[Region annotation lines]

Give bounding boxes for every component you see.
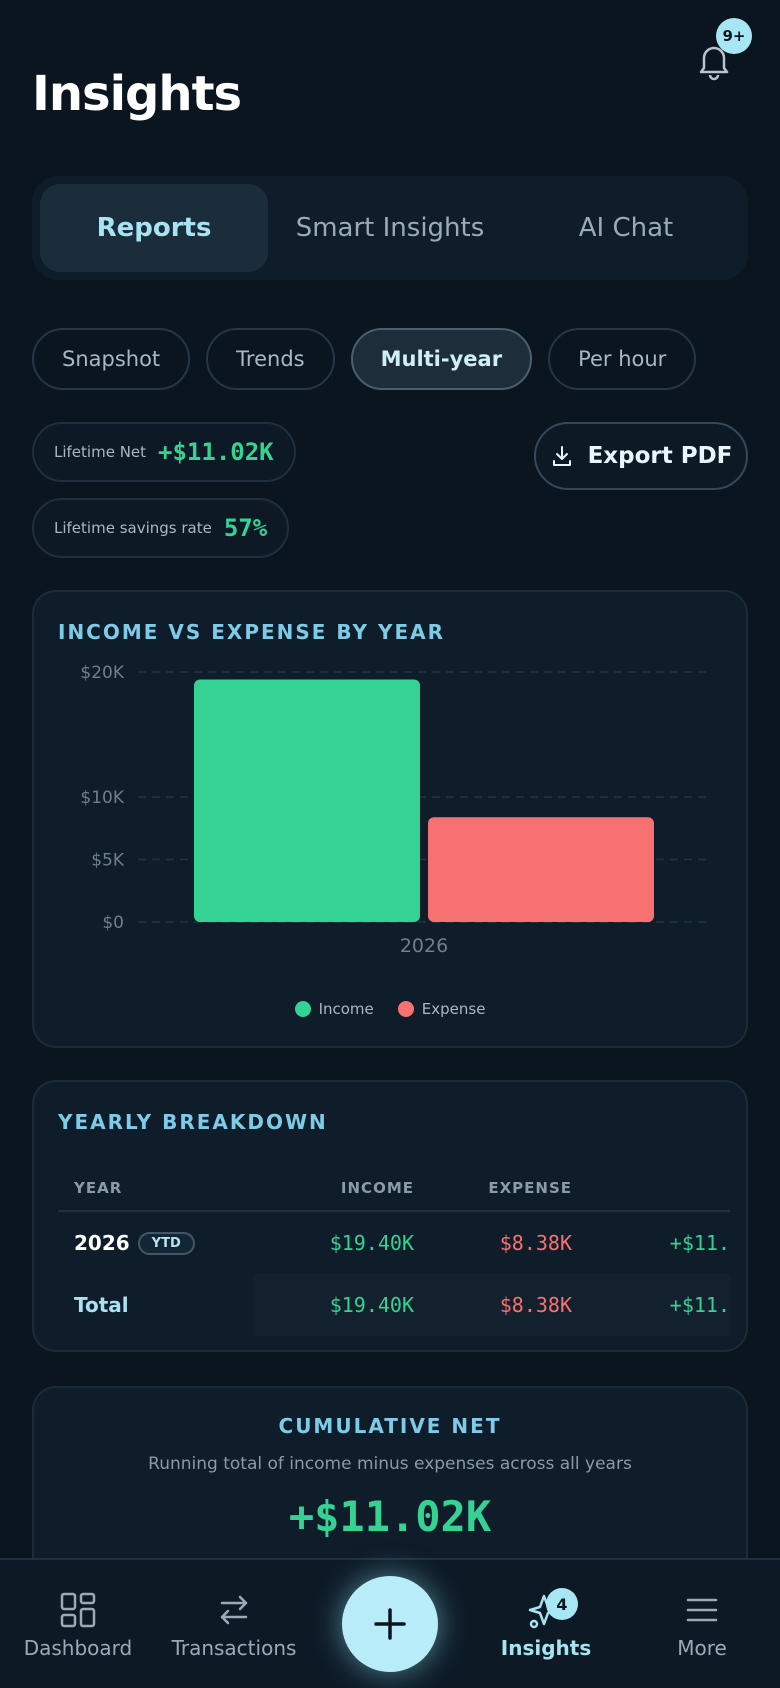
table-total-row: Total $19.40K $8.38K +$11. bbox=[58, 1274, 730, 1336]
tab-reports[interactable]: Reports bbox=[40, 184, 268, 272]
x-tick-label: 2026 bbox=[400, 935, 448, 957]
y-tick-label: $0 bbox=[102, 913, 124, 933]
row-expense: $8.38K bbox=[499, 1231, 572, 1255]
table-row: 2026 YTD $19.40K $8.38K +$11. bbox=[58, 1212, 730, 1274]
lifetime-net-stat: Lifetime Net +$11.02K bbox=[32, 422, 296, 482]
yearly-breakdown-card: YEARLY BREAKDOWN YEAR INCOME EXPENSE 202… bbox=[32, 1080, 748, 1352]
header-expense: EXPENSE bbox=[488, 1179, 572, 1197]
savings-rate-stat: Lifetime savings rate 57% bbox=[32, 498, 290, 558]
nav-insights-label: Insights bbox=[500, 1636, 592, 1660]
nav-transactions[interactable]: Transactions bbox=[156, 1590, 312, 1660]
page-title: Insights bbox=[32, 66, 242, 122]
dashboard-icon bbox=[60, 1592, 96, 1628]
legend-income-swatch bbox=[294, 1001, 311, 1017]
nav-transactions-label: Transactions bbox=[171, 1636, 297, 1660]
chip-trends[interactable]: Trends bbox=[206, 328, 335, 390]
y-tick-label: $20K bbox=[80, 663, 124, 683]
tab-smart-insights[interactable]: Smart Insights bbox=[295, 213, 485, 243]
bar-expense bbox=[428, 817, 654, 922]
insights-badge: 4 bbox=[546, 1588, 578, 1620]
chart-legend: Income Expense bbox=[34, 1000, 746, 1018]
breakdown-title: YEARLY BREAKDOWN bbox=[58, 1110, 328, 1134]
lifetime-net-value: +$11.02K bbox=[158, 438, 274, 466]
total-income: $19.40K bbox=[254, 1274, 414, 1336]
nav-insights[interactable]: Insights bbox=[468, 1590, 624, 1660]
nav-dashboard-label: Dashboard bbox=[23, 1636, 133, 1660]
nav-dashboard[interactable]: Dashboard bbox=[0, 1590, 156, 1660]
legend-expense-label: Expense bbox=[421, 1000, 486, 1018]
chip-per-hour[interactable]: Per hour bbox=[548, 328, 697, 390]
notification-badge: 9+ bbox=[716, 18, 752, 54]
nav-more[interactable]: More bbox=[624, 1590, 780, 1660]
savings-rate-value: 57% bbox=[223, 514, 268, 542]
legend-income: Income bbox=[294, 1000, 374, 1018]
ytd-badge: YTD bbox=[137, 1231, 195, 1255]
row-net: +$11. bbox=[669, 1231, 730, 1255]
income-expense-chart: $0 $5K $10K $20K 2026 bbox=[80, 663, 710, 957]
export-pdf-button[interactable]: Export PDF bbox=[534, 422, 748, 490]
period-chips: Snapshot Trends Multi-year Per hour bbox=[32, 328, 697, 390]
chip-multi-year[interactable]: Multi-year bbox=[350, 328, 533, 390]
bar-income bbox=[194, 679, 420, 922]
cumulative-value: +$11.02K bbox=[288, 1492, 492, 1541]
table-header: YEAR INCOME EXPENSE bbox=[58, 1166, 730, 1212]
header-year: YEAR bbox=[74, 1179, 123, 1197]
row-year: 2026 bbox=[74, 1231, 130, 1255]
cumulative-subtitle: Running total of income minus expenses a… bbox=[148, 1454, 632, 1474]
header-income: INCOME bbox=[340, 1179, 414, 1197]
menu-icon bbox=[686, 1598, 718, 1622]
nav-more-label: More bbox=[677, 1636, 727, 1660]
total-net: +$11. bbox=[572, 1274, 730, 1336]
savings-rate-label: Lifetime savings rate bbox=[54, 519, 212, 537]
download-icon bbox=[552, 446, 571, 466]
row-year-cell: 2026 YTD bbox=[58, 1231, 254, 1255]
tab-ai-chat[interactable]: AI Chat bbox=[578, 213, 674, 243]
plus-icon bbox=[374, 1608, 406, 1640]
y-tick-label: $10K bbox=[80, 788, 124, 808]
breakdown-table: YEAR INCOME EXPENSE 2026 YTD $19.40K $8.… bbox=[58, 1166, 730, 1336]
report-tabs: Reports Smart Insights AI Chat bbox=[32, 176, 748, 280]
export-pdf-label: Export PDF bbox=[587, 443, 733, 469]
chip-snapshot[interactable]: Snapshot bbox=[32, 328, 191, 390]
bell-icon[interactable] bbox=[690, 36, 738, 84]
lifetime-net-label: Lifetime Net bbox=[54, 443, 147, 461]
add-transaction-button[interactable] bbox=[342, 1576, 438, 1672]
legend-expense: Expense bbox=[397, 1000, 486, 1018]
total-label: Total bbox=[74, 1293, 129, 1317]
legend-expense-swatch bbox=[397, 1001, 414, 1017]
total-expense: $8.38K bbox=[414, 1274, 572, 1336]
income-expense-chart-card: INCOME VS EXPENSE BY YEAR $0 $5K $10K $20K 2… bbox=[32, 590, 748, 1048]
row-income: $19.40K bbox=[329, 1231, 414, 1255]
legend-income-label: Income bbox=[318, 1000, 374, 1018]
cumulative-title: CUMULATIVE NET bbox=[278, 1414, 502, 1438]
y-tick-label: $5K bbox=[91, 851, 125, 871]
transfer-icon bbox=[220, 1595, 248, 1625]
chart-title: INCOME VS EXPENSE BY YEAR bbox=[58, 620, 446, 644]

◆ **What this task involves**: Copy every one of these lines word for word, omitting the pictures from your answer.

◆ **In response**:
Give bounding boxes for every component you see.
table-total-row: Total $19.40K $8.38K +$11. bbox=[58, 1274, 730, 1336]
tab-reports[interactable]: Reports bbox=[40, 184, 268, 272]
x-tick-label: 2026 bbox=[400, 935, 448, 957]
y-tick-label: $0 bbox=[102, 913, 124, 933]
row-expense: $8.38K bbox=[499, 1231, 572, 1255]
table-row: 2026 YTD $19.40K $8.38K +$11. bbox=[58, 1212, 730, 1274]
lifetime-net-stat: Lifetime Net +$11.02K bbox=[32, 422, 296, 482]
yearly-breakdown-card: YEARLY BREAKDOWN YEAR INCOME EXPENSE 202… bbox=[32, 1080, 748, 1352]
header-expense: EXPENSE bbox=[488, 1179, 572, 1197]
savings-rate-stat: Lifetime savings rate 57% bbox=[32, 498, 290, 558]
nav-insights-label: Insights bbox=[500, 1636, 592, 1660]
nav-transactions[interactable]: Transactions bbox=[156, 1590, 312, 1660]
page-title: Insights bbox=[32, 66, 242, 122]
dashboard-icon bbox=[60, 1592, 96, 1628]
legend-income-swatch bbox=[294, 1001, 311, 1017]
nav-transactions-label: Transactions bbox=[171, 1636, 297, 1660]
chip-trends[interactable]: Trends bbox=[206, 328, 335, 390]
y-tick-label: $20K bbox=[80, 663, 124, 683]
tab-smart-insights[interactable]: Smart Insights bbox=[295, 213, 485, 243]
bar-expense bbox=[428, 817, 654, 922]
insights-badge: 4 bbox=[546, 1588, 578, 1620]
chart-legend: Income Expense bbox=[34, 1000, 746, 1018]
breakdown-title: YEARLY BREAKDOWN bbox=[58, 1110, 328, 1134]
lifetime-net-value: +$11.02K bbox=[158, 438, 274, 466]
total-income: $19.40K bbox=[254, 1274, 414, 1336]
nav-insights[interactable]: Insights bbox=[468, 1590, 624, 1660]
nav-dashboard-label: Dashboard bbox=[23, 1636, 133, 1660]
nav-dashboard[interactable]: Dashboard bbox=[0, 1590, 156, 1660]
legend-expense-label: Expense bbox=[421, 1000, 486, 1018]
chip-per-hour[interactable]: Per hour bbox=[548, 328, 697, 390]
notification-badge: 9+ bbox=[716, 18, 752, 54]
nav-more[interactable]: More bbox=[624, 1590, 780, 1660]
savings-rate-value: 57% bbox=[223, 514, 268, 542]
legend-income: Income bbox=[294, 1000, 374, 1018]
ytd-badge: YTD bbox=[137, 1231, 195, 1255]
row-net: +$11. bbox=[669, 1231, 730, 1255]
income-expense-chart: $0 $5K $10K $20K 2026 bbox=[80, 663, 710, 957]
export-pdf-button[interactable]: Export PDF bbox=[534, 422, 748, 490]
period-chips: Snapshot Trends Multi-year Per hour bbox=[32, 328, 697, 390]
chip-multi-year[interactable]: Multi-year bbox=[350, 328, 533, 390]
bar-income bbox=[194, 679, 420, 922]
cumulative-value: +$11.02K bbox=[288, 1492, 492, 1541]
table-header: YEAR INCOME EXPENSE bbox=[58, 1166, 730, 1212]
header-year: YEAR bbox=[74, 1179, 123, 1197]
row-year: 2026 bbox=[74, 1231, 130, 1255]
cumulative-subtitle: Running total of income minus expenses a… bbox=[148, 1454, 632, 1474]
header-income: INCOME bbox=[340, 1179, 414, 1197]
menu-icon bbox=[686, 1598, 718, 1622]
nav-more-label: More bbox=[677, 1636, 727, 1660]
total-net: +$11. bbox=[572, 1274, 730, 1336]
savings-rate-label: Lifetime savings rate bbox=[54, 519, 212, 537]
download-icon bbox=[552, 446, 571, 466]
row-year-cell: 2026 YTD bbox=[58, 1231, 254, 1255]
tab-ai-chat[interactable]: AI Chat bbox=[578, 213, 674, 243]
plus-icon bbox=[374, 1608, 406, 1640]
y-tick-label: $10K bbox=[80, 788, 124, 808]
breakdown-table: YEAR INCOME EXPENSE 2026 YTD $19.40K $8.… bbox=[58, 1166, 730, 1336]
report-tabs: Reports Smart Insights AI Chat bbox=[32, 176, 748, 280]
export-pdf-label: Export PDF bbox=[587, 443, 733, 469]
chip-snapshot[interactable]: Snapshot bbox=[32, 328, 191, 390]
bell-icon[interactable] bbox=[690, 36, 738, 84]
lifetime-net-label: Lifetime Net bbox=[54, 443, 147, 461]
add-transaction-button[interactable] bbox=[342, 1576, 438, 1672]
legend-expense: Expense bbox=[397, 1000, 486, 1018]
total-label: Total bbox=[74, 1293, 129, 1317]
legend-expense-swatch bbox=[397, 1001, 414, 1017]
total-expense: $8.38K bbox=[414, 1274, 572, 1336]
income-expense-chart-card: INCOME VS EXPENSE BY YEAR $0 $5K $10K $20K 2… bbox=[32, 590, 748, 1048]
row-income: $19.40K bbox=[329, 1231, 414, 1255]
legend-income-label: Income bbox=[318, 1000, 374, 1018]
cumulative-title: CUMULATIVE NET bbox=[278, 1414, 502, 1438]
y-tick-label: $5K bbox=[91, 851, 125, 871]
transfer-icon bbox=[220, 1595, 248, 1625]
chart-title: INCOME VS EXPENSE BY YEAR bbox=[58, 620, 446, 644]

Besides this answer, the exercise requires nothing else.